» DATA EXTRACTS
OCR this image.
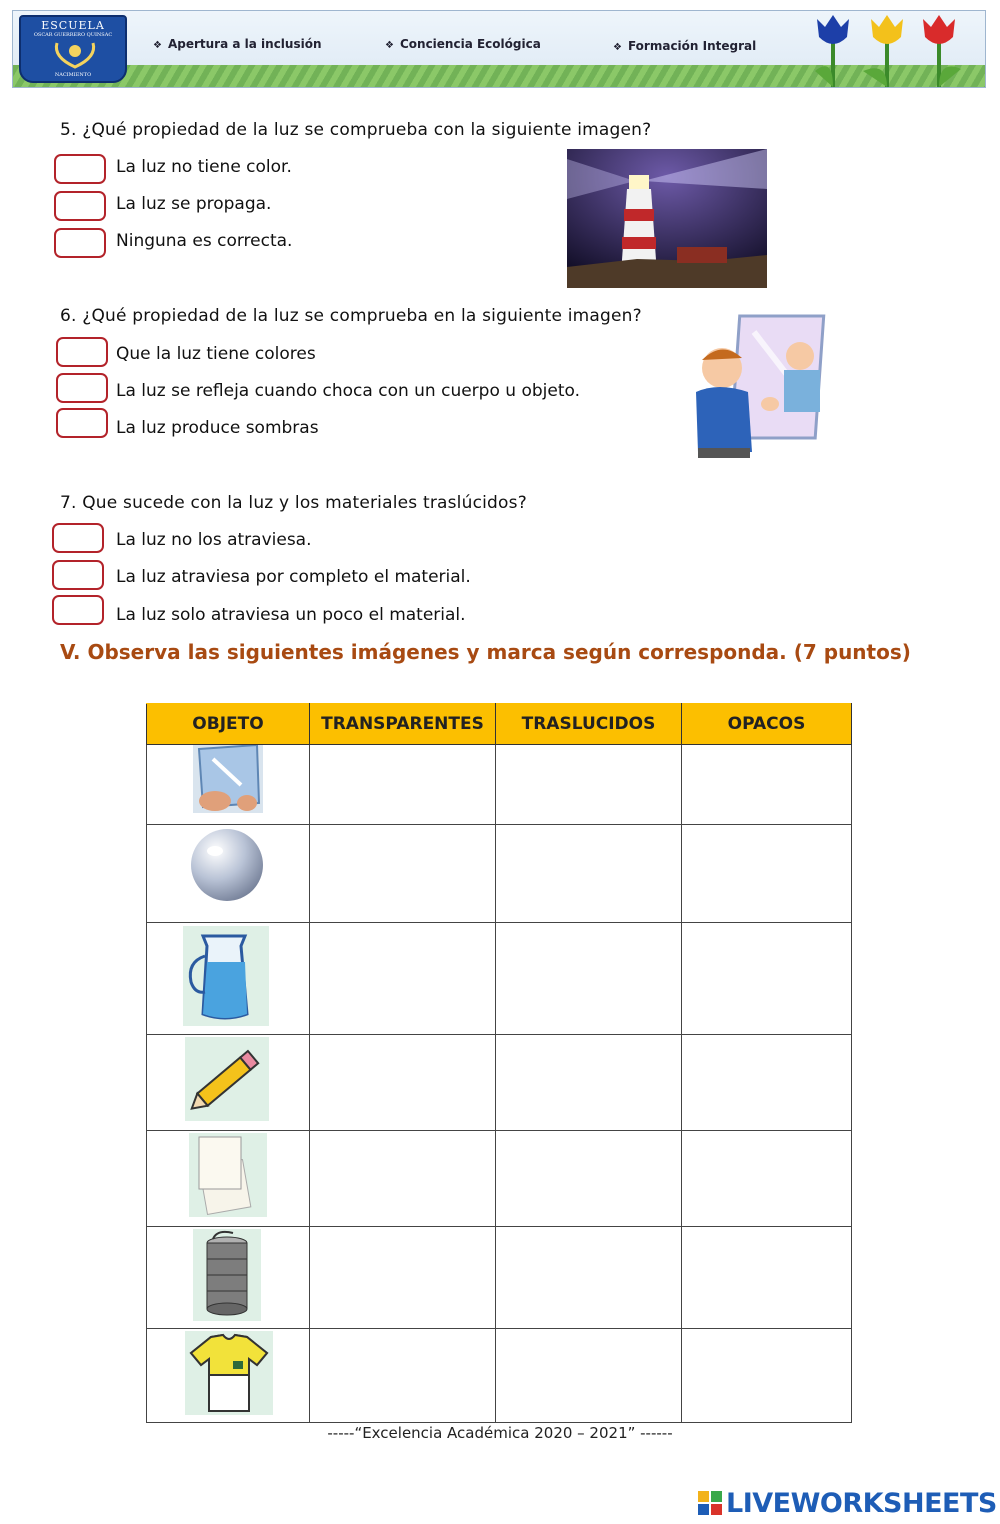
ESCUELA
OSCAR GUERRERO QUINSAC
NACIMIENTO
❖ Apertura a la inclusión	❖ Conciencia Ecológica	❖ Formación Integral
5. ¿Qué propiedad de la luz se comprueba con la siguiente imagen?
La luz no tiene color.
La luz se propaga.
Ninguna es correcta.
6. ¿Qué propiedad de la luz se comprueba en la siguiente imagen?
Que la luz tiene colores
La luz se refleja cuando choca con un cuerpo u objeto.
La luz produce sombras
7. Que sucede con la luz y los materiales traslúcidos?
La luz no los atraviesa.
La luz atraviesa por completo el material.
La luz solo atraviesa un poco el material.
V. Observa las siguientes imágenes y marca según corresponda. (7 puntos)
OBJETO	TRANSPARENTES	TRASLUCIDOS	OPACOS

-----“Excelencia Académica 2020 – 2021” ------
LIVEWORKSHEETS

» EXERCISE PROMPT
Give back the data verbatim. The pictures are not part of the copy.

» SOLUTION TO THE PROBLEM
OCR this image.
ESCUELA
OSCAR GUERRERO QUINSAC
NACIMIENTO
❖ Apertura a la inclusión	❖ Conciencia Ecológica	❖ Formación Integral
5. ¿Qué propiedad de la luz se comprueba con la siguiente imagen?
La luz no tiene color.
La luz se propaga.
Ninguna es correcta.
6. ¿Qué propiedad de la luz se comprueba en la siguiente imagen?
Que la luz tiene colores
La luz se refleja cuando choca con un cuerpo u objeto.
La luz produce sombras
7. Que sucede con la luz y los materiales traslúcidos?
La luz no los atraviesa.
La luz atraviesa por completo el material.
La luz solo atraviesa un poco el material.
V. Observa las siguientes imágenes y marca según corresponda. (7 puntos)
OBJETO	TRANSPARENTES	TRASLUCIDOS	OPACOS

-----“Excelencia Académica 2020 – 2021” ------
LIVEWORKSHEETS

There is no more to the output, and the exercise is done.